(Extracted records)
>>>
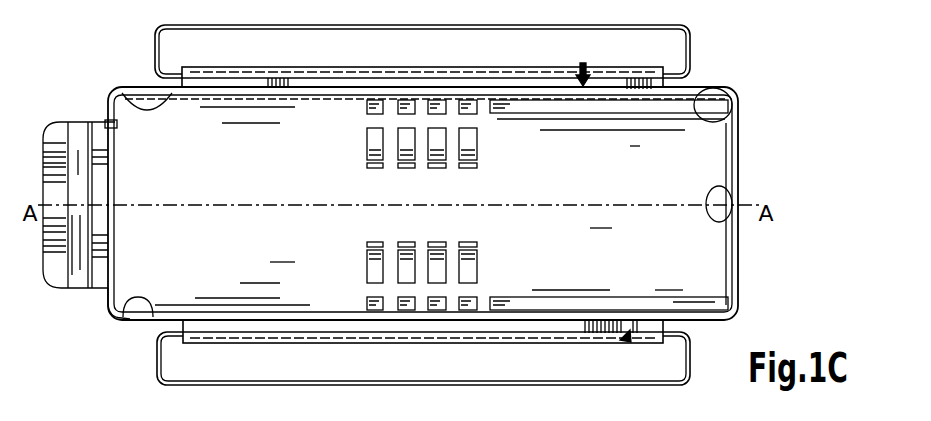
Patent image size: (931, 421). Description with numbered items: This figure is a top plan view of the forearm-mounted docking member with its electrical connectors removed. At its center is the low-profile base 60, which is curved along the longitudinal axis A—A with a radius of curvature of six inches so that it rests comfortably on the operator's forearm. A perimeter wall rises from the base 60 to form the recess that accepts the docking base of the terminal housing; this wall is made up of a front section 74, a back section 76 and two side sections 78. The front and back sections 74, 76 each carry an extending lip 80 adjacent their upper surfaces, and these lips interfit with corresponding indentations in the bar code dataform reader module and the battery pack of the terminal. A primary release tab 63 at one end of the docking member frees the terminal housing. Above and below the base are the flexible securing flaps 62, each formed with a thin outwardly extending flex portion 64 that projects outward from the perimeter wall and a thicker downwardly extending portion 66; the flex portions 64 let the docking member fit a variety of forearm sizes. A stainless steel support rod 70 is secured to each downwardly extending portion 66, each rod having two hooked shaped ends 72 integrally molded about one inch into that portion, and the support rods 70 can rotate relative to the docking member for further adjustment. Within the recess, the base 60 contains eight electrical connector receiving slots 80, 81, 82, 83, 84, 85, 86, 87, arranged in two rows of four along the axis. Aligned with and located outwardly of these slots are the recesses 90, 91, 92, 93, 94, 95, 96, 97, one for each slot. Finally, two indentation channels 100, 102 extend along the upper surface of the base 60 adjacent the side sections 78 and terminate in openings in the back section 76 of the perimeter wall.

The base 60 is at (277, 196).
The flexible securing flap 62 is at (583, 63).
The primary release tab 63 is at (53, 136).
The outwardly extending flex portion 64 is at (297, 86).
The downwardly extending portion 66 is at (315, 75).
The support rod 70 is at (573, 27).
The hooked shaped end 72 is at (153, 42).
The front section 74 is at (107, 310).
The back section 76 is at (713, 87).
The side section 78 is at (120, 94).
The extending lip 80 is at (373, 270).
The electrical connector receiving slot 81 is at (403, 267).
The electrical connector receiving slot 82 is at (436, 271).
The electrical connector receiving slot 83 is at (470, 272).
The electrical connector receiving slot 84 is at (470, 140).
The electrical connector receiving slot 85 is at (437, 143).
The electrical connector receiving slot 86 is at (403, 143).
The electrical connector receiving slot 87 is at (375, 142).
The recess 90 is at (368, 303).
The recess 91 is at (403, 312).
The recess 92 is at (436, 312).
The recess 93 is at (466, 308).
The recess 94 is at (467, 104).
The recess 95 is at (438, 104).
The recess 96 is at (405, 104).
The recess 97 is at (367, 103).
The indentation channel 100 is at (580, 300).
The indentation channel 102 is at (653, 107).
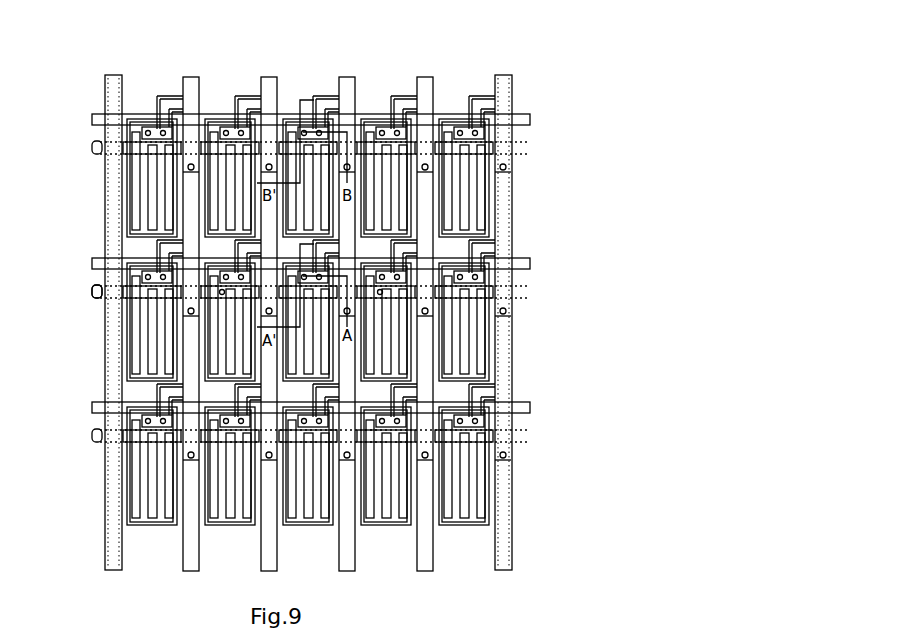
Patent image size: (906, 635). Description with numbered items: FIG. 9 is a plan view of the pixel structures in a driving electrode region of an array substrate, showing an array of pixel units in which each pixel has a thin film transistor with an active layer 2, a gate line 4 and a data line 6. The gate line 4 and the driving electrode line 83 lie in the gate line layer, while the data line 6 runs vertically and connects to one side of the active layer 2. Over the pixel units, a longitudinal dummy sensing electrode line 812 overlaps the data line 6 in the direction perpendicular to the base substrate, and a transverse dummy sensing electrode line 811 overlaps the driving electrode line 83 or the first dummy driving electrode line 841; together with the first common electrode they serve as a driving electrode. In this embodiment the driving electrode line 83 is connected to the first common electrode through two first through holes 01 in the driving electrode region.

The active layer 2 is at (193, 96).
The gate line 4 is at (92, 112).
The data line 6 is at (122, 75).
The longitudinal dummy sensing electrode line 812 is at (505, 73).
The transverse dummy sensing electrode line 811 is at (515, 140).
The driving electrode line 83 is at (92, 292).
The first dummy driving electrode line 841 is at (148, 152).
The first through hole 01 is at (222, 292).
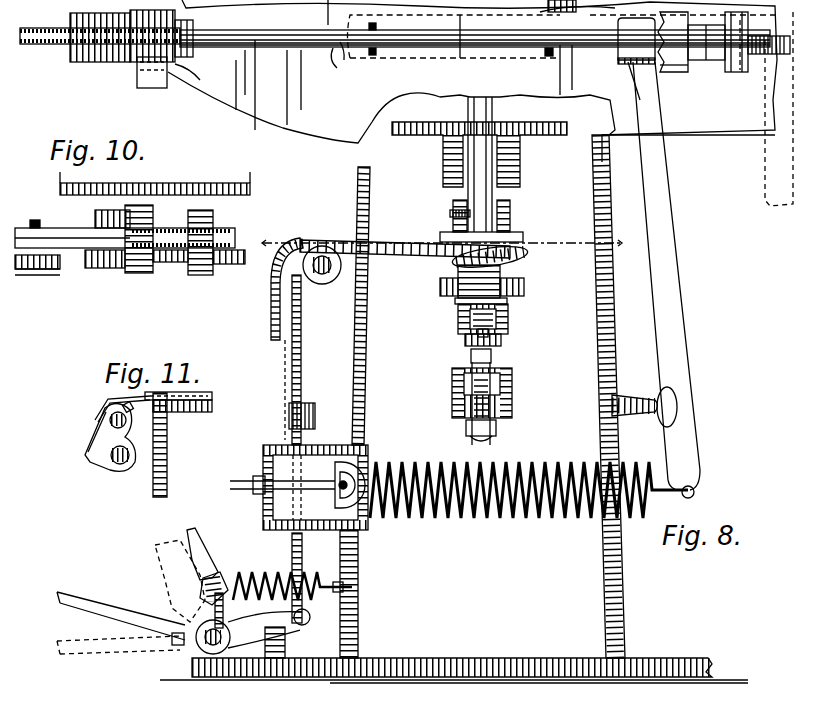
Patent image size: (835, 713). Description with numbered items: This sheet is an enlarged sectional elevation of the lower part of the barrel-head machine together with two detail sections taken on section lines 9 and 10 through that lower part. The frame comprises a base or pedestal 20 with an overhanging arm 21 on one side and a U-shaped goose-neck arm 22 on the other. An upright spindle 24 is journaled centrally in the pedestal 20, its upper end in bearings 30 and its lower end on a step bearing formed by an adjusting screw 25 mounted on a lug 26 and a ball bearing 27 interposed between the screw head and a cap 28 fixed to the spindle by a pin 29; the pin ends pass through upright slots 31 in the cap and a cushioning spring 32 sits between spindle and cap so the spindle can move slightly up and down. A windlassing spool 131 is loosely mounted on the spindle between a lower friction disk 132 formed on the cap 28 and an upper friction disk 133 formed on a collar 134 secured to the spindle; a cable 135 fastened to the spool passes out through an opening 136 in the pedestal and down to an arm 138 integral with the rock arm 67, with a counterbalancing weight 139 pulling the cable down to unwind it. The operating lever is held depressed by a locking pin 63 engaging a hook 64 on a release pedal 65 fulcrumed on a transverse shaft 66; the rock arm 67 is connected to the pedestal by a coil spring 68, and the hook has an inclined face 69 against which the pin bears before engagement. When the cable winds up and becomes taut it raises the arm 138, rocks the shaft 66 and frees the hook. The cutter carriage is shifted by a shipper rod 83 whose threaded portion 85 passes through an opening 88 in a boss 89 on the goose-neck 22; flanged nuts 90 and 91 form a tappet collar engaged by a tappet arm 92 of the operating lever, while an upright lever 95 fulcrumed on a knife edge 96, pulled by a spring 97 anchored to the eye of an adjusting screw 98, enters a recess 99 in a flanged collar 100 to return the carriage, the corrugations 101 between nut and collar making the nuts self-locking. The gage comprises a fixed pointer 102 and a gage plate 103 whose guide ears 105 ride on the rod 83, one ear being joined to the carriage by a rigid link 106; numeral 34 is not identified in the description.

In FIG. 8, the section line 9 is at (444, 244).
In FIG. 8, the section line 10 is at (540, 18).
In FIG. 8, the base or pedestal 20 is at (626, 575).
In FIG. 11, the base or pedestal 20 is at (168, 470).
In FIG. 8, the overhanging arm 21 is at (736, 135).
In FIG. 10, the overhanging arm 21 is at (186, 190).
In FIG. 8, the U-shaped arm or goose-neck 22 is at (236, 106).
In FIG. 8, the upright spindle 24 is at (466, 188).
In FIG. 8, the adjusting screw 25 is at (470, 420).
In FIG. 8, the lug 26 is at (512, 408).
In FIG. 8, the ball bearing 27 is at (470, 352).
In FIG. 8, the cap 28 is at (501, 332).
In FIG. 8, the pin 29 is at (507, 301).
In FIG. 8, the bearings 30 is at (521, 165).
In FIG. 8, the upright slots 31 is at (458, 306).
In FIG. 8, the cushioning or shock absorbing spring 32 is at (465, 327).
In FIG. 8, the nut 34 is at (748, 72).
In FIG. 8, the locking pin 63 is at (216, 585).
In FIG. 8, the hook 64 is at (198, 570).
In FIG. 8, the release pedal 65 is at (75, 598).
In FIG. 8, the transverse shaft 66 is at (200, 647).
In FIG. 8, the rock arm 67 is at (210, 603).
In FIG. 8, the coil spring 68 is at (318, 574).
In FIG. 8, the inclined face 69 is at (200, 548).
In FIG. 8, the shipper rod 83 is at (337, 47).
In FIG. 10, the shipper rod 83 is at (55, 276).
In FIG. 11, the shipper rod 83 is at (122, 466).
In FIG. 8, the screw thread 85 is at (48, 46).
In FIG. 8, the opening 88 is at (68, 32).
In FIG. 8, the boss 89 is at (102, 62).
In FIG. 8, the flanged nut 90 is at (686, 72).
In FIG. 10, the flanged nut 90 is at (152, 273).
In FIG. 8, the flanged nut 91 is at (708, 60).
In FIG. 10, the flanged nut 91 is at (192, 275).
In FIG. 8, the tappet arm 92 is at (762, 203).
In FIG. 10, the tappet arm 92 is at (238, 264).
In FIG. 8, the upright lever 95 is at (668, 272).
In FIG. 10, the upright lever 95 is at (95, 252).
In FIG. 8, the knife edge 96 is at (672, 412).
In FIG. 8, the spring 97 is at (514, 519).
In FIG. 8, the adjusting screw 98 is at (323, 490).
In FIG. 10, the vertical slot or recess 99 is at (95, 228).
In FIG. 8, the flanged collar 100 is at (630, 62).
In FIG. 10, the flanged collar 100 is at (118, 270).
In FIG. 8, the corrugations 101 is at (655, 70).
In FIG. 11, the fixed indicator or pointer 102 is at (100, 412).
In FIG. 8, the gage plate 103 is at (461, 58).
In FIG. 10, the gage plate 103 is at (25, 270).
In FIG. 11, the gage plate 103 is at (85, 442).
In FIG. 8, the guide ears 105 is at (374, 52).
In FIG. 10, the guide ears 105 is at (38, 218).
In FIG. 11, the guide ears 105 is at (106, 470).
In FIG. 8, the rigid link 106 is at (598, 50).
In FIG. 8, the windlassing spool 131 is at (452, 228).
In FIG. 8, the friction disk 132 is at (522, 288).
In FIG. 8, the friction disk 133 is at (523, 236).
In FIG. 8, the collar 134 is at (312, 241).
In FIG. 8, the cable or chain 135 is at (290, 332).
In FIG. 8, the opening 136 is at (342, 258).
In FIG. 8, the arm 138 is at (302, 626).
In FIG. 8, the counterbalancing weight 139 is at (288, 413).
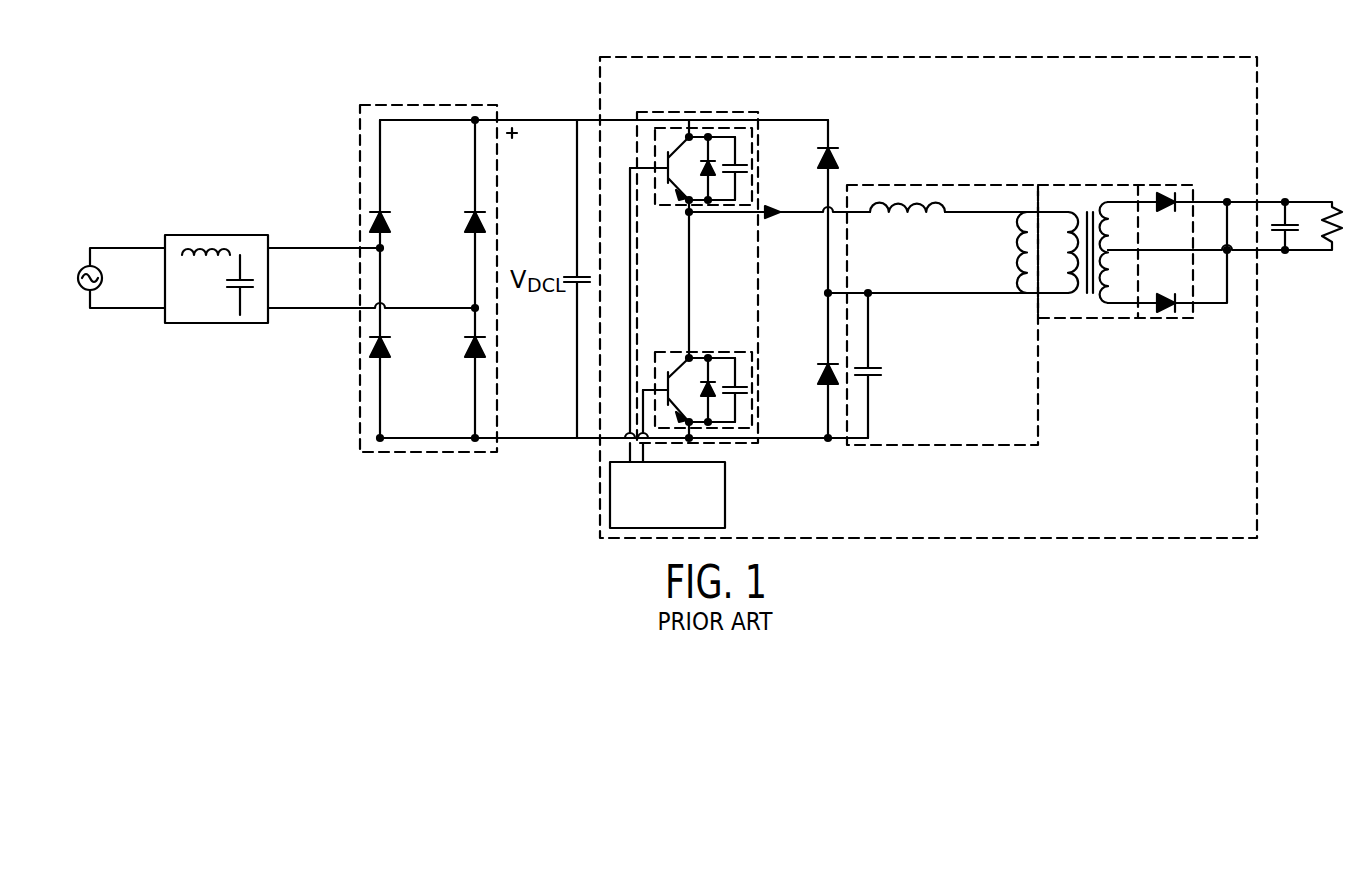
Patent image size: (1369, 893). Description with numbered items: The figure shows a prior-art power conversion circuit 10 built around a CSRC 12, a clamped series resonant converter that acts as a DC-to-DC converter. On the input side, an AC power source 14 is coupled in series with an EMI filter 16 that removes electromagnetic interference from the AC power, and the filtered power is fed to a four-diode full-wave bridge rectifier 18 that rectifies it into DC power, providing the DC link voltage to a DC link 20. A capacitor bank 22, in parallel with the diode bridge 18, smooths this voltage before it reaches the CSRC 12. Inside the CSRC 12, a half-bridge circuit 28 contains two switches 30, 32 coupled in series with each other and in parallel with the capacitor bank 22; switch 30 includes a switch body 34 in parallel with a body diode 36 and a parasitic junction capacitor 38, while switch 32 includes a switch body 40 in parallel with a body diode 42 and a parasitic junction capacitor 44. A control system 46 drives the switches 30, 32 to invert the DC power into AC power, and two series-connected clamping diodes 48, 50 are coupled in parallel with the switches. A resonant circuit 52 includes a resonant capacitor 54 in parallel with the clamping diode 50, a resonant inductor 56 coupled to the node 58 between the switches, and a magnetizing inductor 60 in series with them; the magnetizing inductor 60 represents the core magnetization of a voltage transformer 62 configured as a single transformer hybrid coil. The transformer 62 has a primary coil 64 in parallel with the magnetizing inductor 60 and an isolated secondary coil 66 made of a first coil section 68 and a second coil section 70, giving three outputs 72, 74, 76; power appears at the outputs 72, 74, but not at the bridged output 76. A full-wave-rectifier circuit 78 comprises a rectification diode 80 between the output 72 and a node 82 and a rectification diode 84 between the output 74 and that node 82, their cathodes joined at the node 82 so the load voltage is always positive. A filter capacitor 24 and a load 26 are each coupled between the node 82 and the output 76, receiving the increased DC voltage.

The power conversion circuit 10 is at (245, 118).
The CSRC 12 is at (930, 56).
The AC power source 14 is at (83, 268).
The electromagnetic interference (EMI) filter 16 is at (213, 235).
The four-diode full-wave bridge rectifier 18 is at (428, 106).
The DC link 20 is at (532, 120).
The capacitor bank 22 is at (570, 277).
The filter capacitor 24 is at (1290, 233).
The load 26 is at (1334, 208).
The half-bridge circuit 28 is at (697, 112).
The switch 30 is at (670, 128).
The switch 32 is at (670, 352).
The switch body 34 is at (668, 152).
The body diode 36 is at (712, 185).
The parasitic junction capacitor 38 is at (740, 165).
The switch body 40 is at (668, 372).
The body diode 42 is at (710, 378).
The parasitic junction capacitor 44 is at (740, 387).
The control system 46 is at (725, 498).
The clamping diode 48 is at (832, 148).
The clamping diode 50 is at (822, 372).
The resonant circuit 52 is at (942, 185).
The resonant capacitor 54 is at (876, 378).
The resonant inductor 56 is at (898, 212).
The node 58 is at (689, 213).
The magnetizing inductor 60 is at (1020, 243).
The voltage transformer 62 is at (1048, 185).
The primary coil 64 is at (1063, 293).
The secondary coil 66 is at (1095, 190).
The first coil section 68 is at (1098, 203).
The second coil section 70 is at (1103, 302).
The output 72 is at (1128, 202).
The output 74 is at (1120, 303).
The output 76 is at (1122, 252).
The full-wave-rectifier circuit 78 is at (1162, 190).
The rectification diode 80 is at (1177, 210).
The node 82 is at (1226, 200).
The rectification diode 84 is at (1165, 313).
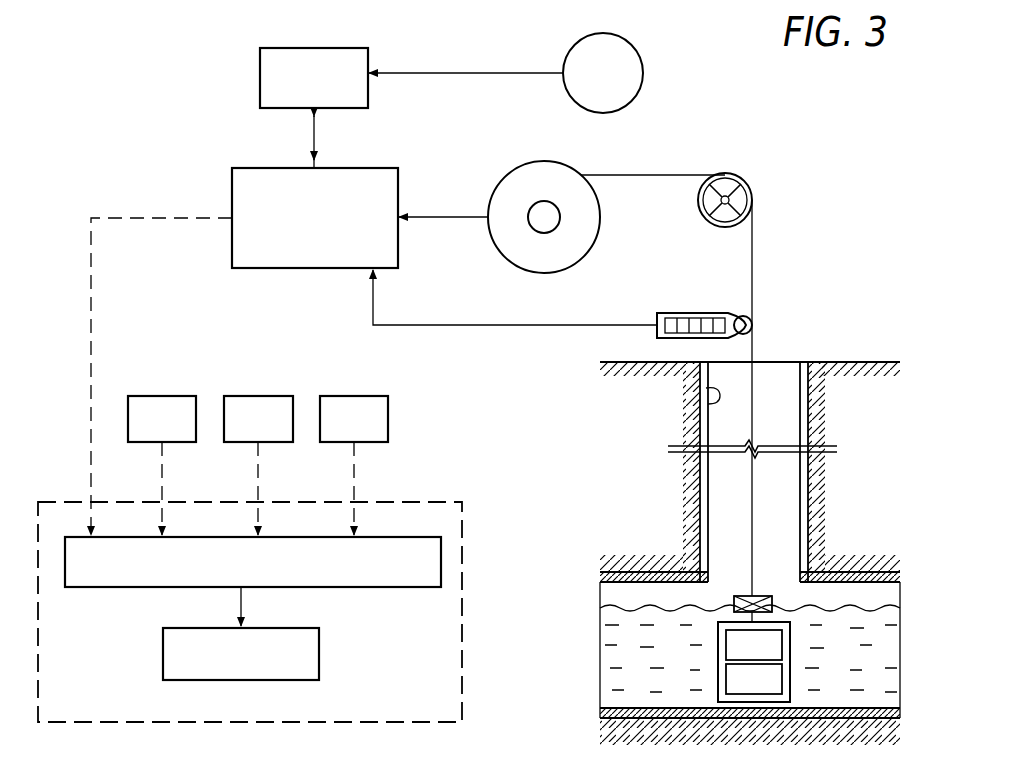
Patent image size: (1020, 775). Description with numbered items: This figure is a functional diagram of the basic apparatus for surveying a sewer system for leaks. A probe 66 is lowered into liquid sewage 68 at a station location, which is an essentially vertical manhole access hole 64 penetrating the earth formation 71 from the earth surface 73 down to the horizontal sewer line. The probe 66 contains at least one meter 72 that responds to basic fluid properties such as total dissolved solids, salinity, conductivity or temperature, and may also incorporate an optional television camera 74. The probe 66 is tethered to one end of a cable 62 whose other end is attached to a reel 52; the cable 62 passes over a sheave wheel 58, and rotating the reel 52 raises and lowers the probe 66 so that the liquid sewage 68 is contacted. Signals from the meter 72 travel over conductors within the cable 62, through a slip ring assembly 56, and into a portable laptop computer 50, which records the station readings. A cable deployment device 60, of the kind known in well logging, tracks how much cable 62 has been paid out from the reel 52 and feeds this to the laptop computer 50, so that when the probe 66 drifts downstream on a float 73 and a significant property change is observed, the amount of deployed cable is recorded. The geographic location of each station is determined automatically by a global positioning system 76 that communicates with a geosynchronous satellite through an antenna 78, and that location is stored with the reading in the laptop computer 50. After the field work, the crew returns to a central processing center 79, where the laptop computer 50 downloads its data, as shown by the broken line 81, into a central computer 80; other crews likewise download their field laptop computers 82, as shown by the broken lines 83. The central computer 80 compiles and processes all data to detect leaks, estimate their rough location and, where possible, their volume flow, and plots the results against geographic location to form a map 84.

The laptop computer 50 is at (232, 175).
The reel 52 is at (542, 162).
The slip ring assembly 56 is at (552, 220).
The sheave wheel 58 is at (749, 187).
The cable deployment device 60 is at (695, 313).
The cable 62 is at (754, 276).
The manhole access hole 64 is at (700, 402).
The probe 66 is at (790, 626).
The liquid sewage 68 is at (678, 634).
The earth formation 71 is at (828, 490).
The meter 72 is at (782, 646).
The earth surface / float 73 is at (848, 362).
The television camera 74 is at (782, 683).
The global positioning system 76 is at (260, 72).
The antenna 78 is at (644, 73).
The central processing center 79 is at (465, 546).
The central computer 80 is at (388, 587).
The broken line 81 is at (93, 310).
The field laptop computers 82 is at (243, 396).
The broken lines 83 is at (163, 478).
The map 84 is at (321, 660).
<<<
→ **What to work on**: Write out the entries word for word, starting at the beginning and ending with the line that contains "The primary release tab 63 is at (53, 136).", including both ends. Leave the pictures out of your answer.

→ **Correct result**:
Patent image size: (931, 421). Description with numbered items: This figure is a top plan view of the forearm-mounted docking member with its electrical connectors removed. At its center is the low-profile base 60, which is curved along the longitudinal axis A—A with a radius of curvature of six inches so that it rests comfortably on the operator's forearm. A perimeter wall rises from the base 60 to form the recess that accepts the docking base of the terminal housing; this wall is made up of a front section 74, a back section 76 and two side sections 78. The front and back sections 74, 76 each carry an extending lip 80 adjacent their upper surfaces, and these lips interfit with corresponding indentations in the bar code dataform reader module and the battery pack of the terminal. A primary release tab 63 at one end of the docking member frees the terminal housing. Above and below the base are the flexible securing flaps 62, each formed with a thin outwardly extending flex portion 64 that projects outward from the perimeter wall and a thicker downwardly extending portion 66; the flex portions 64 let the docking member fit a variety of forearm sizes. A stainless steel support rod 70 is secured to each downwardly extending portion 66, each rod having two hooked shaped ends 72 integrally molded about one inch into that portion, and the support rods 70 can rotate relative to the docking member for further adjustment. Within the recess, the base 60 contains eight electrical connector receiving slots 80, 81, 82, 83, 84, 85, 86, 87, arranged in two rows of four along the axis. Aligned with and located outwardly of these slots are the recesses 90, 91, 92, 93, 94, 95, 96, 97, one for each slot. Finally, two indentation channels 100, 102 extend along the upper surface of the base 60 adjacent the side sections 78 and terminate in openings in the back section 76 of the perimeter wall.

The base 60 is at (277, 196).
The flexible securing flap 62 is at (583, 63).
The primary release tab 63 is at (53, 136).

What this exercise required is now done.